→ **EXCERTO DA PÁGINA**:
────

Estatutos

Versão em PDF

CAPÍTULO I
DISPOSIÇÕES GERAIS

Artigo 1.º
Denominação, sede e duração

A associação, sem fins lucrativos, adota a denominação Associação de Psicopatologia Portuguesa (APPSICO) , tem sede na Rua de Campolide nº 51, 6º Esquerdo, em Lisboa, e duração por tempo indeterminado.

Artigo 2.º
Fins

A APPSICO tem como objetivo a investigação em psicopatologia e psiquiatria, designadamente através da organização, desenvolvimento e acompanhamento de projetos de investigação, da organização de congressos científicos e do incentivo à edição de livros e artigos de especialidade, cabendo-lhe, ainda, promover e realizar todas as ações que possam concorrer para a plena realização dos seus fins.

CAPÍTULO II
ASSOCIADOS

Artigo 3.º
Associados

Podem ser asssociados os profissionais de saúde que exerçam atividade no âmbito da investigação ou da clínica de psiquiatria e psicopatologia, designadamente médicos, psicólogos, enfermeiros, bem como, mediante deliberação da Direção, pessoas coletivas.

Artigo 4.º
Admissão de associados

A adesão à associação implica, para o novo associado, a aceitação e o cumprimento dos presentes Estatutos, bem como dos regulamentos ou normas que vierem a ser fixados.

Artigo 5.º
Perda da qualidade de associado

  1. 1. A qualidade de associado perde-se:
    1. a) A pedido do próprio, apresentado por escrito à Direção;
    2. b) Por falecimento;
    3. c) Por exclusão.
  2. 2. A exclusão é decidida pela Direção com base no incumprimento dos deveres do associado, nomeadamente o não pagamento de quotizações (5 prestações em atraso), ou em comportamento que de algum modo lese os interesses e o bom nome da associação.
  3. 3. A exclusão do associado é decidida pela Direção através dos votos da maioria dos seus membros, tendo o Presidente direito de veto.

Artigo 6.º
Direitos dos associados

São direitos dos associados no pleno gozo dos seus direitos :

  1. a) Deliberar e votar em Assembleia Geral;
  2. b) Eleger e ser eleito para os órgãos da associação;
  3. c) Receber, com caráter regular, informação sobre as atividades da associação;
  4. d) Participar nas atividades organizadas pela associação e usufruir dos serviços por ela prestados, nos termos dos regulamentos internos;
  5. e) Propor atividades à associação ;
  6. f) Examinar livros, relatórios, contas e demais documentos, desde que  pedido  por escrito com antecedência mínima de quinze dias e se verifique um interesse pessoal, direto e legítimo, a ser avaliado em tempo útil pela Direção.

────

→ **CONJUNTO DE ENTRADAS**:
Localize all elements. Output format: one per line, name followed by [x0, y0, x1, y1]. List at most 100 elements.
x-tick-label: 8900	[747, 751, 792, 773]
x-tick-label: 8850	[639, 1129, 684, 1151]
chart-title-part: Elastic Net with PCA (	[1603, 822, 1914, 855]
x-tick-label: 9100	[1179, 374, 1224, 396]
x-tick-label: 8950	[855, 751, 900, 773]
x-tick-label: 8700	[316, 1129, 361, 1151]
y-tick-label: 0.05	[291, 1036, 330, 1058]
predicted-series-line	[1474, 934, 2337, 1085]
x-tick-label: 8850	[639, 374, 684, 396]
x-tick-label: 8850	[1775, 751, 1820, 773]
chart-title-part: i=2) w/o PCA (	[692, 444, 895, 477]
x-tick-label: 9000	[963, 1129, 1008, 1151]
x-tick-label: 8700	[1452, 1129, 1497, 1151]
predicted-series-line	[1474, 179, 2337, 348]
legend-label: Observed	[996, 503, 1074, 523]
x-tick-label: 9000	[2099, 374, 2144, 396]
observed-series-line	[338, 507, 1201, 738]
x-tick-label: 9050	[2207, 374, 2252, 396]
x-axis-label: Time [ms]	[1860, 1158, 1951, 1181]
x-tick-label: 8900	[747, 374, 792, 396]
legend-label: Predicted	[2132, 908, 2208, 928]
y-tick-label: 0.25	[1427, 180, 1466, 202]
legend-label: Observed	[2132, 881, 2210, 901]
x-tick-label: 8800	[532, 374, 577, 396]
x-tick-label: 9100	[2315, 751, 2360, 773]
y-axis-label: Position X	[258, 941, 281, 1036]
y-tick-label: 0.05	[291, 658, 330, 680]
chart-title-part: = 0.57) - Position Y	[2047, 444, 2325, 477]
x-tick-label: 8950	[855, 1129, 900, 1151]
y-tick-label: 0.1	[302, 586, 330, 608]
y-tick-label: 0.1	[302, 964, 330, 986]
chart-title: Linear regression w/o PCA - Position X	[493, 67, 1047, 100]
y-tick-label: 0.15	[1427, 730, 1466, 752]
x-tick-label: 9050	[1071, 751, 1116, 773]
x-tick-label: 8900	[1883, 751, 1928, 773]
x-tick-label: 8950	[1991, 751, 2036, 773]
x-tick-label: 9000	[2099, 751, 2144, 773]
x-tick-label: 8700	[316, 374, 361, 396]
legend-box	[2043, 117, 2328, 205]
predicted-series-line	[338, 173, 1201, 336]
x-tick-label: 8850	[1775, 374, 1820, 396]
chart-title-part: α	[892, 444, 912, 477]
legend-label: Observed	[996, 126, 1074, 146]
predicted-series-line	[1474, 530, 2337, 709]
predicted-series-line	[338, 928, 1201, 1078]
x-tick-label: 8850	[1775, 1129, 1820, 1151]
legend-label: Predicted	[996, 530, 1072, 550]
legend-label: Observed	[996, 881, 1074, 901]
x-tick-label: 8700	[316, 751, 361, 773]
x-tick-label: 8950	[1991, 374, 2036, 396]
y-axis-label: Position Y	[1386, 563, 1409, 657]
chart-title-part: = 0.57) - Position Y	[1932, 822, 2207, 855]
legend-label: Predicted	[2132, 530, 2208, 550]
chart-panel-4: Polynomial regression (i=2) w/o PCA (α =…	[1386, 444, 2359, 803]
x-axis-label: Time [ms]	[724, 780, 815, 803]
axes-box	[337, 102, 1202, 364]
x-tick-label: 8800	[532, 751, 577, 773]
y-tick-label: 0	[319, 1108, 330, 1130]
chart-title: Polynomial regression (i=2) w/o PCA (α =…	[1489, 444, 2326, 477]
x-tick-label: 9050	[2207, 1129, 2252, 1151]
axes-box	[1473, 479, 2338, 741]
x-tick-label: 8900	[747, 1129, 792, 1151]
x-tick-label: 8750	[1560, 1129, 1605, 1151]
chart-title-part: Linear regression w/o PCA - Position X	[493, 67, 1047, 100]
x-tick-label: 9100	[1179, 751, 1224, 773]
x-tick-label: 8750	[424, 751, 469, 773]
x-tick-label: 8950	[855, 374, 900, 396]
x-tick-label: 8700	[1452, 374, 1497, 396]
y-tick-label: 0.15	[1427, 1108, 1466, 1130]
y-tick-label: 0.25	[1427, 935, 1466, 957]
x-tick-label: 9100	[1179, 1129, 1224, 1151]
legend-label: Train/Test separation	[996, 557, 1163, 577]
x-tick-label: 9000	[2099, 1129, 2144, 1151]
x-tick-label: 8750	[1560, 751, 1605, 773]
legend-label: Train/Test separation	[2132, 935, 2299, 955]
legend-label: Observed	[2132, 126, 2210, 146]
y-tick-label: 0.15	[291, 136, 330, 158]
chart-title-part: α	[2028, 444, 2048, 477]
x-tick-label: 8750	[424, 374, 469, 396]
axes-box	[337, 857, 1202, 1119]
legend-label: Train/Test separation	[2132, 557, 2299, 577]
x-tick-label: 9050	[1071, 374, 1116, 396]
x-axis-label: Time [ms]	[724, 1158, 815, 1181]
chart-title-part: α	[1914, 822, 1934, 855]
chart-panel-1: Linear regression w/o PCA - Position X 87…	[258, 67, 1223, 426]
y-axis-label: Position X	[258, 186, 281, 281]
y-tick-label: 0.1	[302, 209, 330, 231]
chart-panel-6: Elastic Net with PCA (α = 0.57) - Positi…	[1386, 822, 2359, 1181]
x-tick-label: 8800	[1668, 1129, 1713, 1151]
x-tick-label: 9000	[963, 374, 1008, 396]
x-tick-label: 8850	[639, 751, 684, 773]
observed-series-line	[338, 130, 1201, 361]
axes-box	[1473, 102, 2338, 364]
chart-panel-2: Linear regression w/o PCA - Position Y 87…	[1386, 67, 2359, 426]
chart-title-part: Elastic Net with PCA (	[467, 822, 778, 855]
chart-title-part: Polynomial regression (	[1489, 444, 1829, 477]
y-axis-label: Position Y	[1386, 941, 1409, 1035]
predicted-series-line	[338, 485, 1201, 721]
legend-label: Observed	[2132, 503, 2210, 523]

────

→ **APLIQUE O LIDO**:
1 > Indique se cada afirmação está de acordo com os estatutos da APPSICO, respondendo sim ou não e citando as palavras do texto que o decidem.
(a) A associação tem sede no Porto.
(b) O atraso no pagamento de cinco prestações de quotizações pode levar à exclusão de um associado.
(c) O pedido para examinar livros e contas tem de ser feito por escrito com, pelo menos, quinze dias de antecedência.
2 > Responda a estas perguntas com base nos estatutos da APPSICO:
(a) Por quanto tempo está constituída a associação?
(b) Que membro da Direção tem direito de veto na decisão de excluir um associado?
(c) Que implica a adesão à associação para o novo associado?
3 > Prolongue os estatutos da APPSICO a partir do ponto em que o excerto termina.

→ **RESPOSTAS POR TAREFA**:
1 >
(a) Não: "tem sede na Rua de Campolide nº 51, 6º Esquerdo, em Lisboa".
(b) Sim: "o não pagamento de quotizações (5 prestações em atraso)".
(c) Sim: "por escrito com antecedência mínima de quinze dias".

2 >
(a) Por tempo indeterminado.
(b) O Presidente.
(c) Implica a aceitação e o cumprimento dos Estatutos, bem como dos regulamentos ou normas que vierem a ser fixados.

3 >
Considera-se que os associados estão no pleno gozo dos seus direitos quando não estão no cumprimento de uma sanção disciplinar e quando não têm mais de 5 quotas em atraso.

Artigo 7.º
Deveres dos associados

Constituem deveres dos associados:

  1. a) Participar nas assembleias gerais;
  2. b) Contribuir para a realização dos objetivos da associação e para a defesa dos seus interesses;
  3. c) Satisfazer pontualmente as quotizações previstas;
  4. d) Desempenhar com zelo, dedicação e eficiência os cargos para que forem eleitos, ou as tarefas a que se candidatem ou sejam propostos a cumprir, desde que aceites;
  5. e) Não praticar atos suscetíveis de por em causa os fins ou o bom nome da associação.

CAPÍTULO III
DOS ÓRGÃOS DA ASSOCIAÇÃO

Secção I

Órgãos da associação e mandato

Artigo 8.º
Órgãos

São órgãos da associação a Assembleia Geral, a Direção e o Conselho Fiscal.

Artigo 9.º
Mandato

O mandato dos titulares dos órgãos da associação é de cinco anos.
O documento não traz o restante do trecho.